» Document:
## BEGIN

“One of those rare moments that you just can be at one with it with Mother Earth, and with the cosmos.”
By Meredith Garofalo
First, it was the total solar eclipse at the beginning of April. Then, late last week, the sun became the “star” attraction yet again: A huge sunspot launched a series of solar storms that supercharged the aurora, making the ethereal sight visible from much of the United States, Europe and many other parts of the globe.
Personally, after being completely overwhelmed with emotion experiencing the total solar eclipse in Dallas, I thought that was going to be the highlight of the year for me for space and science. But Friday night’s mystical minutes seeing the northern lights with my mom in my hometown of Cleveland was so special.
This might not happen again for a while, and everything serendipitously came together that evening. Watching my mom with a childlike joy and appreciation for science and space, and getting giddy and taking photos together — those are moments I will hold close for the rest of my life. I also shared the experience via text with friends and family across the country, making it tough to decide which celestial sight claims the top spot!

## END

» Actions to take:
[A] In the northern lights text, copy word for word the part that opens with the words containing "Personally, after being" and closes with "was so special.".
[B] Answer these from the northern lights text:
(i) In which city did the writer see the total solar eclipse?
(ii) Who was with the writer when watching the northern lights on Friday night?
(iii) What set off the series of solar storms that strengthened the aurora?
[C] Turn the paragraph of the northern lights text that begins "This might not happen again for a while" into a short bulleted list that keeps its main facts.

» Material:
## BEGIN

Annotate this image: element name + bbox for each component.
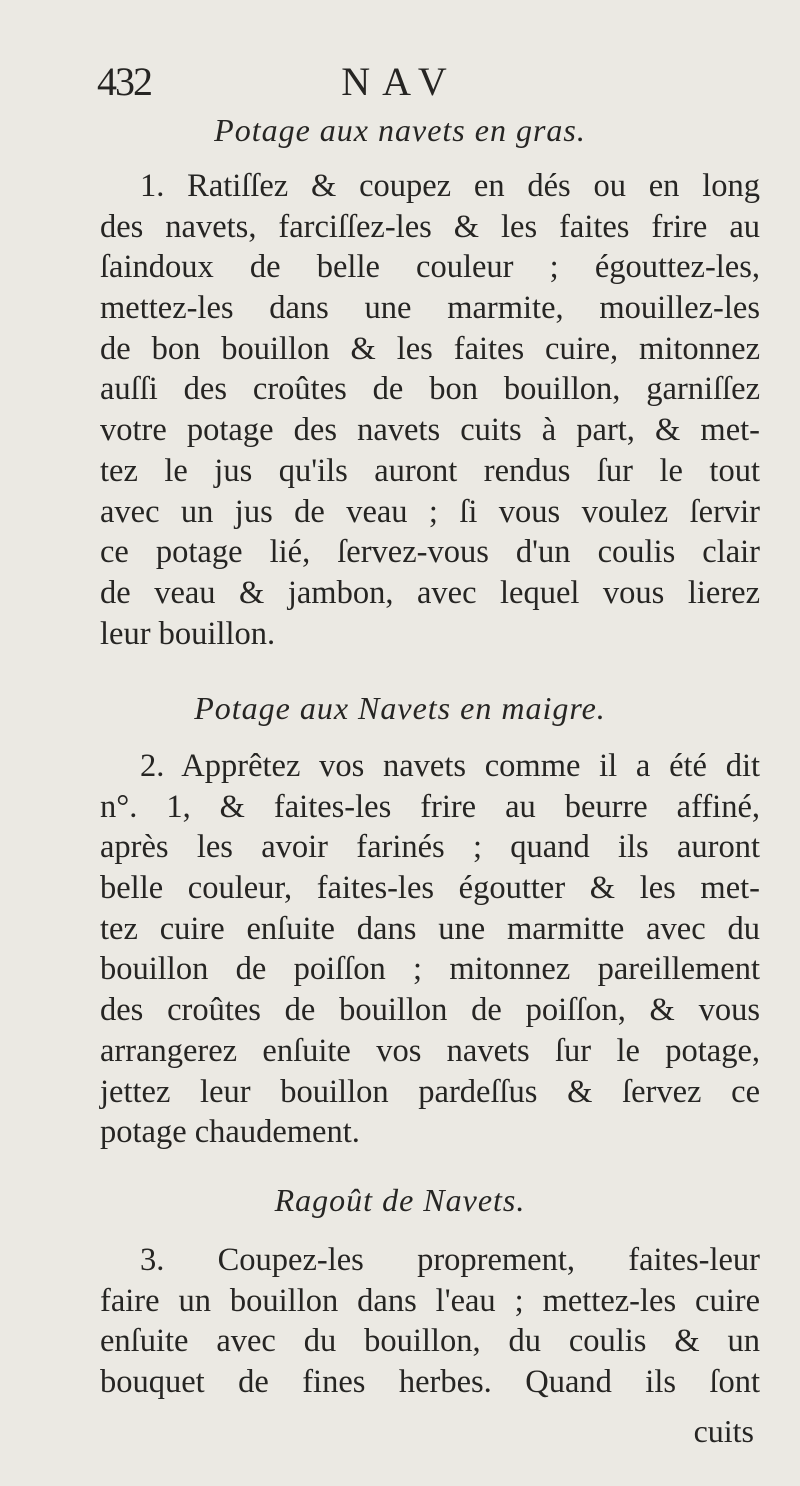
text-line: mettez-les dans une marmite, mouillez-les — [100, 290, 760, 327]
text-line: tez le jus qu'ils auront rendus ſur le tout — [100, 452, 760, 489]
text-line: ce potage lié, ſervez-vous d'un coulis clair — [100, 534, 760, 571]
page-number: 432 — [97, 59, 151, 104]
text-line: potage chaudement. — [100, 1114, 360, 1151]
text-line: n°. 1, & faites-les frire au beurre affiné, — [100, 788, 760, 825]
text-line: de veau & jambon, avec lequel vous lierez — [100, 574, 760, 611]
paragraph-1 — [100, 166, 760, 654]
text-line: belle couleur, faites-les égoutter & les met- — [100, 870, 760, 907]
text-line: auſſi des croûtes de bon bouillon, garniſſez — [100, 371, 760, 408]
running-head: NAV — [341, 59, 459, 104]
text-line: bouquet de fines herbes. Quand ils ſont — [100, 1364, 760, 1401]
text-line: enſuite avec du bouillon, du coulis & un — [100, 1323, 760, 1360]
text-line: bouillon de poiſſon ; mitonnez pareillement — [100, 951, 760, 988]
text-line: leur bouillon. — [100, 615, 276, 652]
text-line: des navets, farciſſez-les & les faites frire au — [100, 208, 760, 245]
section-title-3: Ragoût de Navets. — [274, 1182, 526, 1218]
text-line: des croûtes de bouillon de poiſſon, & vous — [100, 992, 760, 1029]
text-line: ſaindoux de belle couleur ; égouttez-les, — [100, 249, 760, 286]
section-title-1: Potage aux navets en gras. — [214, 112, 586, 148]
section-title-2: Potage aux Navets en maigre. — [194, 690, 606, 726]
page-header — [0, 50, 800, 110]
text-line: tez cuire enſuite dans une marmitte avec du — [100, 910, 760, 947]
text-line: avec un jus de veau ; ſi vous voulez ſervir — [100, 493, 760, 530]
text-line: 3. Coupez-les proprement, faites-leur — [140, 1242, 760, 1278]
text-line: après les avoir farinés ; quand ils auront — [100, 829, 760, 866]
text-line: arrangerez enſuite vos navets ſur le potage, — [100, 1032, 760, 1069]
catchword: cuits — [693, 1413, 754, 1449]
text-line: de bon bouillon & les faites cuire, mitonnez — [100, 330, 760, 367]
text-line: votre potage des navets cuits à part, & met- — [100, 412, 760, 449]
text-line: 2. Apprêtez vos navets comme il a été dit — [140, 748, 760, 784]
text-line: faire un bouillon dans l'eau ; mettez-les cuire — [100, 1282, 760, 1319]
text-line: 1. Ratiſſez & coupez en dés ou en long — [140, 168, 760, 204]
text-line: jettez leur bouillon pardeſſus & ſervez ce — [100, 1073, 760, 1110]
paragraph-3 — [100, 1240, 760, 1403]
paragraph-2 — [100, 746, 760, 1153]
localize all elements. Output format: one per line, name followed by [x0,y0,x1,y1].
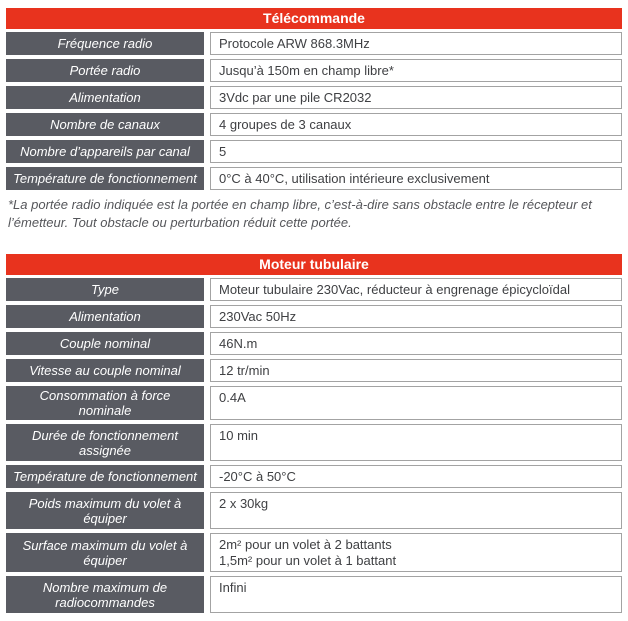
spec-label: Fréquence radio [6,32,204,55]
spec-value-line: 2m² pour un volet à 2 battants [219,537,392,552]
spec-row [6,278,622,301]
spec-label: Type [6,278,204,301]
spec-label: Portée radio [6,59,204,82]
spec-label: Durée de fonctionnement assignée [6,424,204,461]
spec-row [6,386,622,420]
spec-value: -20°C à 50°C [210,465,622,488]
spec-value: 12 tr/min [210,359,622,382]
spec-value: 0°C à 40°C, utilisation intérieure exclusivement [210,167,622,190]
spec-label: Poids maximum du volet à équiper [6,492,204,529]
spec-row [6,332,622,355]
spec-value-line: 1,5m² pour un volet à 1 battant [219,553,397,568]
spec-section [6,8,622,232]
spec-row [6,140,622,163]
spec-value: 3Vdc par une pile CR2032 [210,86,622,109]
section-header: Télécommande [6,8,622,29]
spec-row [6,424,622,461]
spec-row [6,533,622,572]
spec-row [6,32,622,55]
spec-value: 230Vac 50Hz [210,305,622,328]
spec-value: 2 x 30kg [210,492,622,529]
sections-container [6,8,622,613]
spec-value: 46N.m [210,332,622,355]
spec-row [6,113,622,136]
spec-row [6,86,622,109]
spec-value: 0.4A [210,386,622,420]
spec-row [6,59,622,82]
spec-label: Température de fonctionnement [6,167,204,190]
spec-label: Nombre d’appareils par canal [6,140,204,163]
spec-row [6,305,622,328]
spec-label: Température de fonctionnement [6,465,204,488]
spec-label: Alimentation [6,86,204,109]
spec-label: Nombre maximum de radiocommandes [6,576,204,613]
spec-value: 5 [210,140,622,163]
section-header: Moteur tubulaire [6,254,622,275]
spec-value: Infini [210,576,622,613]
spec-row [6,492,622,529]
spec-value [210,533,622,572]
spec-value: 4 groupes de 3 canaux [210,113,622,136]
spec-label: Vitesse au couple nominal [6,359,204,382]
spec-row [6,465,622,488]
spec-row [6,167,622,190]
spec-value: Jusqu’à 150m en champ libre* [210,59,622,82]
spec-row [6,359,622,382]
spec-label: Nombre de canaux [6,113,204,136]
spec-section [6,254,622,613]
spec-label: Alimentation [6,305,204,328]
spec-label: Surface maximum du volet à équiper [6,533,204,572]
radio-range-footnote: *La portée radio indiquée est la portée en champ libre, c’est-à-dire sans obstacle entre le récepteur et l’émetteur. Tout obstacle ou perturbation réduit cette portée. [8,197,592,230]
spec-value: Moteur tubulaire 230Vac, réducteur à engrenage épicycloïdal [210,278,622,301]
spec-value: Protocole ARW 868.3MHz [210,32,622,55]
spec-value: 10 min [210,424,622,461]
spec-label: Couple nominal [6,332,204,355]
spec-label: Consommation à force nominale [6,386,204,420]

## END

» Outputs by task:
[A]
Personally, after being completely overwhelmed with emotion experiencing the total solar eclipse in Dallas, I thought that was going to be the highlight of the year for me for space and science. But Friday night’s mystical minutes seeing the northern lights with my mom in my hometown of Cleveland was so special.

[B]
(i) Dallas
(ii) The writer's mom
(iii) A huge sunspot

[C]
- A sight like this may not come again for a while, and everything came together by chance that evening.
- Watching the writer's mom enjoy science and space with childlike joy, and getting giddy and taking photos together, are moments the writer will keep for life.
- The writer also shared the experience by text with friends and family across the country.
- That makes it hard to pick which sky event ranks first.